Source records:
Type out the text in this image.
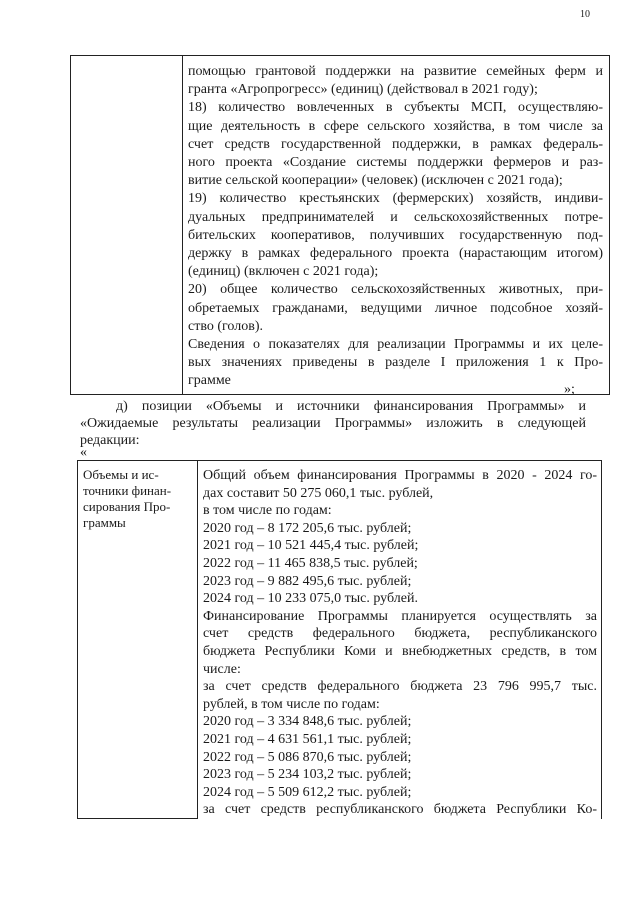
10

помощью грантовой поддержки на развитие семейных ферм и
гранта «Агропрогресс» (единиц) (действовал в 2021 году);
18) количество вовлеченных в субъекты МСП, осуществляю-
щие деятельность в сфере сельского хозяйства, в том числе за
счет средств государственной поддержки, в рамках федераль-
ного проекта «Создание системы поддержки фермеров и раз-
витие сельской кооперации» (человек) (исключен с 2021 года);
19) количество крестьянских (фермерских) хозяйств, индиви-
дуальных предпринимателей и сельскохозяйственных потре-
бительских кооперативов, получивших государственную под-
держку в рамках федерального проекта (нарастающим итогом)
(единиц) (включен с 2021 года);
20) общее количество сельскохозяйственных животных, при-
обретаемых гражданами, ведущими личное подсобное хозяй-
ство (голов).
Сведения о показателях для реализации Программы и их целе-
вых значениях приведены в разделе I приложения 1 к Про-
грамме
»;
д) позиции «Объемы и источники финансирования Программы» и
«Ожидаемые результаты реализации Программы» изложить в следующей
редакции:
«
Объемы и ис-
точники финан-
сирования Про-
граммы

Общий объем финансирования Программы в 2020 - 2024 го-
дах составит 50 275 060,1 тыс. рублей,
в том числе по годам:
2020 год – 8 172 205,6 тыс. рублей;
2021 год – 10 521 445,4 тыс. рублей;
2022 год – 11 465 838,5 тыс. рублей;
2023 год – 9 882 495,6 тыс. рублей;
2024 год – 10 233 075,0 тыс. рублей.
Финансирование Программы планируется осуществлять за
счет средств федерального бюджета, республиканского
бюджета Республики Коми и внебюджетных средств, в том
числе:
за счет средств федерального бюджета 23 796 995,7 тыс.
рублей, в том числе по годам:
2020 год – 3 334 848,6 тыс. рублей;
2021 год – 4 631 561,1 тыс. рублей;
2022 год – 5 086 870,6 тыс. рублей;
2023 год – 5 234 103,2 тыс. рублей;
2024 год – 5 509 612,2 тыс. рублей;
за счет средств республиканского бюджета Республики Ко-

==

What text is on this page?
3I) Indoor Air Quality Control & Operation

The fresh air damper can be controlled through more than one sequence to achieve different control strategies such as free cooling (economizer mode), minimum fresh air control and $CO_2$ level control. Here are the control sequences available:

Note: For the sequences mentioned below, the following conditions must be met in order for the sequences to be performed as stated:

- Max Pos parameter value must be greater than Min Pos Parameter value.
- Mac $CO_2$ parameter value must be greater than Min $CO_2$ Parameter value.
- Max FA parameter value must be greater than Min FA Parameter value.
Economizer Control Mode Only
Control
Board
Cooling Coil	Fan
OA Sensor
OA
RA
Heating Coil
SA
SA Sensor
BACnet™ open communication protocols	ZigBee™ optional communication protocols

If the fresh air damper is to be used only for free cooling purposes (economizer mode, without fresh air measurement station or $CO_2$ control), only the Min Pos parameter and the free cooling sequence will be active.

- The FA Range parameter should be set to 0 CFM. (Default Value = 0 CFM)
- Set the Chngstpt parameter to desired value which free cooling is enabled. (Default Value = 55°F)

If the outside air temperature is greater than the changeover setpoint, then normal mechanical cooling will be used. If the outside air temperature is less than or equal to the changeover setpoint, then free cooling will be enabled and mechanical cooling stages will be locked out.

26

Work to complete: Copy each line that holds the word "this".

Task response:
Type out the text in this image.
What text is on this page?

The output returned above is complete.